• **Provided records**:
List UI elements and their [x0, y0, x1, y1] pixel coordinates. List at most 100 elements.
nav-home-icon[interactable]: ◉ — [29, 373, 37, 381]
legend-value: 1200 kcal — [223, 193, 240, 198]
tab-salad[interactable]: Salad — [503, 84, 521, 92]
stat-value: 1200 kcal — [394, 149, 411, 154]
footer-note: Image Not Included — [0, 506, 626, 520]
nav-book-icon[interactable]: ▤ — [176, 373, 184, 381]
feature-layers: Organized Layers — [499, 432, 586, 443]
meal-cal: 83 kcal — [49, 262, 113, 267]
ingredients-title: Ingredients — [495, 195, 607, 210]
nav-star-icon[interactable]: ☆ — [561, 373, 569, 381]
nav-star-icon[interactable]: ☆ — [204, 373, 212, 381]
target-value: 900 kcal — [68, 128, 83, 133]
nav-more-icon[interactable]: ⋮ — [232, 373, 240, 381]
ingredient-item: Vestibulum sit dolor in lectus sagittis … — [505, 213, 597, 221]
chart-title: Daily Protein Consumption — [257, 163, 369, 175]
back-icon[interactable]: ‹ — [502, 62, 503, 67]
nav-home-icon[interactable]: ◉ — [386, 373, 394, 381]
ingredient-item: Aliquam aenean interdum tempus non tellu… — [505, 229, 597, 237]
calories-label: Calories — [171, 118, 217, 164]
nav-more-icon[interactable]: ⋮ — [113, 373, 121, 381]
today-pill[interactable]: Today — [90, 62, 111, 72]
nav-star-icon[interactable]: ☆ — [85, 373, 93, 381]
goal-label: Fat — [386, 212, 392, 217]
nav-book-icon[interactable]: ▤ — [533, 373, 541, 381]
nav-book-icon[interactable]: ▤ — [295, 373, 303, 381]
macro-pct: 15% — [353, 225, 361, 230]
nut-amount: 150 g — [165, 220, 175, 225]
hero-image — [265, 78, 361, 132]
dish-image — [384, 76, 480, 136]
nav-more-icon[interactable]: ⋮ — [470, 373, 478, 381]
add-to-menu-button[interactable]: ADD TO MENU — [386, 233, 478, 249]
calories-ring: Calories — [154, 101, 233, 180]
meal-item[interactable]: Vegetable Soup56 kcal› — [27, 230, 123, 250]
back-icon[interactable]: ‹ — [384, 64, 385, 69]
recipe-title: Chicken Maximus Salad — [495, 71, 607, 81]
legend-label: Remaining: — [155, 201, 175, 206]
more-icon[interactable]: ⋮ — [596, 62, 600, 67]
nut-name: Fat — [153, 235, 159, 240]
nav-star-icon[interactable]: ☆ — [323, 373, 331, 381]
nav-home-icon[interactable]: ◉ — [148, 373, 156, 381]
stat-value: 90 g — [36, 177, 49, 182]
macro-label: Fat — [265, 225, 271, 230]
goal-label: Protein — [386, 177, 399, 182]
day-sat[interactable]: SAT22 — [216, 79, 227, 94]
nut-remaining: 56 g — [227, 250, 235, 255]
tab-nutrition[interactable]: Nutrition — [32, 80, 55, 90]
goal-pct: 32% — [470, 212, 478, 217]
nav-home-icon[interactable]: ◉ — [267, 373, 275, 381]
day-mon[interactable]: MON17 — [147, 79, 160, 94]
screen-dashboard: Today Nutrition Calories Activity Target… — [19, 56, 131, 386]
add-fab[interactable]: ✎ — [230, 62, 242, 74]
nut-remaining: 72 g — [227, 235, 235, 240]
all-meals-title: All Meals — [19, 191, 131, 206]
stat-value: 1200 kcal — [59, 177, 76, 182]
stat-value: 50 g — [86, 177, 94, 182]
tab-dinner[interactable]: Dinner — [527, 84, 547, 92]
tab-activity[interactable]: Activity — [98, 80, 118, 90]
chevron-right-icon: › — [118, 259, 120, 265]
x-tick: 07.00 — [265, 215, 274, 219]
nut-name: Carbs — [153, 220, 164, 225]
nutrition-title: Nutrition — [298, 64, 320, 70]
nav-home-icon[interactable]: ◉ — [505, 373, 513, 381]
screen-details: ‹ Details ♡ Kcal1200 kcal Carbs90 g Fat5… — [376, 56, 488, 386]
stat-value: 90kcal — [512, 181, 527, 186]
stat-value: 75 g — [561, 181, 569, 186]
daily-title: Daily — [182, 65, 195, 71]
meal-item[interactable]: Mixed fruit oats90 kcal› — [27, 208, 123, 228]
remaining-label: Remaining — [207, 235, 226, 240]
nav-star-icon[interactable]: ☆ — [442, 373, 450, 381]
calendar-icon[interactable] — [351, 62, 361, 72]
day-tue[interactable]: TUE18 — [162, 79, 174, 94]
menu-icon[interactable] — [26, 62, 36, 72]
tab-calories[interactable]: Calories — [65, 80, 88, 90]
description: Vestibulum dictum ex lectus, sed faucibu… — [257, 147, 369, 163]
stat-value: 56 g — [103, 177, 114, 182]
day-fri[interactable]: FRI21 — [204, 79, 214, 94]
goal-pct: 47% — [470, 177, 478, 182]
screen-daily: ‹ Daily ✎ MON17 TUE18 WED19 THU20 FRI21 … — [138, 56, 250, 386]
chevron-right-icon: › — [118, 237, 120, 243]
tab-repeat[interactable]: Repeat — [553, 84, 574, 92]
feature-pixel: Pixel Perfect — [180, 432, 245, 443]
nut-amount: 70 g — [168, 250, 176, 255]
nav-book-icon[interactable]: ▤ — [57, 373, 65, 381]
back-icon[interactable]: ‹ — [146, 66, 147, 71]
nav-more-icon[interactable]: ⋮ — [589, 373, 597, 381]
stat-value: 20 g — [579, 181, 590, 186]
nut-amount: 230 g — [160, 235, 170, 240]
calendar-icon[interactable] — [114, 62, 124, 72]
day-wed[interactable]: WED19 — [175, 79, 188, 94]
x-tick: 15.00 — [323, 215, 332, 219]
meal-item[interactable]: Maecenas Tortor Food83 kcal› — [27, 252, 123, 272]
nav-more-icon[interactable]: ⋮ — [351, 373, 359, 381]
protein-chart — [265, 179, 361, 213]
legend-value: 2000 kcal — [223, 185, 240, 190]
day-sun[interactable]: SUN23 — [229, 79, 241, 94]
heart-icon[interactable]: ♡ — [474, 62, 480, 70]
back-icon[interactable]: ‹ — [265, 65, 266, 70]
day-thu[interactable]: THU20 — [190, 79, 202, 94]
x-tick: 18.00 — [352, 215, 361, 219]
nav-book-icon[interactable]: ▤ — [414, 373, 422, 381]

• **Exercise aim**: The whole listing above needs to be transcribed exactly.

• **Written response**:
List UI elements and their [x0, y0, x1, y1] pixel coordinates. List at most 100 elements.
nav-home-icon[interactable]: ◉ — [29, 373, 37, 381]
legend-value: 1200 kcal — [223, 193, 240, 198]
tab-salad[interactable]: Salad — [503, 84, 521, 92]
stat-value: 1200 kcal — [394, 149, 411, 154]
footer-note: Image Not Included — [0, 506, 626, 520]
nav-book-icon[interactable]: ▤ — [176, 373, 184, 381]
feature-layers: Organized Layers — [499, 432, 586, 443]
meal-cal: 83 kcal — [49, 262, 113, 267]
ingredients-title: Ingredients — [495, 195, 607, 210]
nav-star-icon[interactable]: ☆ — [561, 373, 569, 381]
nav-star-icon[interactable]: ☆ — [204, 373, 212, 381]
target-value: 900 kcal — [68, 128, 83, 133]
nav-more-icon[interactable]: ⋮ — [232, 373, 240, 381]
ingredient-item: Vestibulum sit dolor in lectus sagittis … — [505, 213, 597, 221]
chart-title: Daily Protein Consumption — [257, 163, 369, 175]
back-icon[interactable]: ‹ — [502, 62, 503, 67]
nav-home-icon[interactable]: ◉ — [386, 373, 394, 381]
ingredient-item: Aliquam aenean interdum tempus non tellu… — [505, 229, 597, 237]
calories-label: Calories — [171, 118, 217, 164]
nav-more-icon[interactable]: ⋮ — [113, 373, 121, 381]
today-pill[interactable]: Today — [90, 62, 111, 72]
nav-star-icon[interactable]: ☆ — [85, 373, 93, 381]
goal-label: Fat — [386, 212, 392, 217]
nav-book-icon[interactable]: ▤ — [533, 373, 541, 381]
nav-book-icon[interactable]: ▤ — [295, 373, 303, 381]
macro-pct: 15% — [353, 225, 361, 230]
nut-amount: 150 g — [165, 220, 175, 225]
hero-image — [265, 78, 361, 132]
dish-image — [384, 76, 480, 136]
nav-more-icon[interactable]: ⋮ — [470, 373, 478, 381]
add-to-menu-button[interactable]: ADD TO MENU — [386, 233, 478, 249]
calories-ring: Calories — [154, 101, 233, 180]
meal-item[interactable]: Vegetable Soup56 kcal› — [27, 230, 123, 250]
back-icon[interactable]: ‹ — [384, 64, 385, 69]
recipe-title: Chicken Maximus Salad — [495, 71, 607, 81]
legend-label: Remaining: — [155, 201, 175, 206]
more-icon[interactable]: ⋮ — [596, 62, 600, 67]
nut-name: Fat — [153, 235, 159, 240]
nav-star-icon[interactable]: ☆ — [323, 373, 331, 381]
nav-home-icon[interactable]: ◉ — [148, 373, 156, 381]
stat-value: 90 g — [36, 177, 49, 182]
macro-label: Fat — [265, 225, 271, 230]
goal-label: Protein — [386, 177, 399, 182]
day-sat[interactable]: SAT22 — [216, 79, 227, 94]
nut-remaining: 56 g — [227, 250, 235, 255]
tab-nutrition[interactable]: Nutrition — [32, 80, 55, 90]
goal-pct: 32% — [470, 212, 478, 217]
nav-home-icon[interactable]: ◉ — [267, 373, 275, 381]
day-mon[interactable]: MON17 — [147, 79, 160, 94]
screen-dashboard: Today Nutrition Calories Activity Target… — [19, 56, 131, 386]
add-fab[interactable]: ✎ — [230, 62, 242, 74]
nut-remaining: 72 g — [227, 235, 235, 240]
all-meals-title: All Meals — [19, 191, 131, 206]
stat-value: 1200 kcal — [59, 177, 76, 182]
stat-value: 50 g — [86, 177, 94, 182]
tab-dinner[interactable]: Dinner — [527, 84, 547, 92]
tab-activity[interactable]: Activity — [98, 80, 118, 90]
chevron-right-icon: › — [118, 259, 120, 265]
x-tick: 07.00 — [265, 215, 274, 219]
nut-name: Carbs — [153, 220, 164, 225]
nutrition-title: Nutrition — [298, 64, 320, 70]
nav-home-icon[interactable]: ◉ — [505, 373, 513, 381]
screen-details: ‹ Details ♡ Kcal1200 kcal Carbs90 g Fat5… — [376, 56, 488, 386]
stat-value: 90kcal — [512, 181, 527, 186]
stat-value: 75 g — [561, 181, 569, 186]
daily-title: Daily — [182, 65, 195, 71]
meal-item[interactable]: Mixed fruit oats90 kcal› — [27, 208, 123, 228]
remaining-label: Remaining — [207, 235, 226, 240]
nav-star-icon[interactable]: ☆ — [442, 373, 450, 381]
calendar-icon[interactable] — [351, 62, 361, 72]
day-tue[interactable]: TUE18 — [162, 79, 174, 94]
menu-icon[interactable] — [26, 62, 36, 72]
tab-calories[interactable]: Calories — [65, 80, 88, 90]
description: Vestibulum dictum ex lectus, sed faucibu… — [257, 147, 369, 163]
stat-value: 56 g — [103, 177, 114, 182]
day-fri[interactable]: FRI21 — [204, 79, 214, 94]
goal-pct: 47% — [470, 177, 478, 182]
screen-daily: ‹ Daily ✎ MON17 TUE18 WED19 THU20 FRI21 … — [138, 56, 250, 386]
chevron-right-icon: › — [118, 237, 120, 243]
tab-repeat[interactable]: Repeat — [553, 84, 574, 92]
feature-pixel: Pixel Perfect — [180, 432, 245, 443]
nut-amount: 70 g — [168, 250, 176, 255]
nav-book-icon[interactable]: ▤ — [57, 373, 65, 381]
back-icon[interactable]: ‹ — [146, 66, 147, 71]
nav-more-icon[interactable]: ⋮ — [589, 373, 597, 381]
stat-value: 20 g — [579, 181, 590, 186]
nut-amount: 230 g — [160, 235, 170, 240]
calendar-icon[interactable] — [114, 62, 124, 72]
day-wed[interactable]: WED19 — [175, 79, 188, 94]
x-tick: 15.00 — [323, 215, 332, 219]
meal-item[interactable]: Maecenas Tortor Food83 kcal› — [27, 252, 123, 272]
nav-more-icon[interactable]: ⋮ — [351, 373, 359, 381]
protein-chart — [265, 179, 361, 213]
legend-value: 2000 kcal — [223, 185, 240, 190]
day-sun[interactable]: SUN23 — [229, 79, 241, 94]
heart-icon[interactable]: ♡ — [474, 62, 480, 70]
back-icon[interactable]: ‹ — [265, 65, 266, 70]
day-thu[interactable]: THU20 — [190, 79, 202, 94]
x-tick: 18.00 — [352, 215, 361, 219]
nav-book-icon[interactable]: ▤ — [414, 373, 422, 381]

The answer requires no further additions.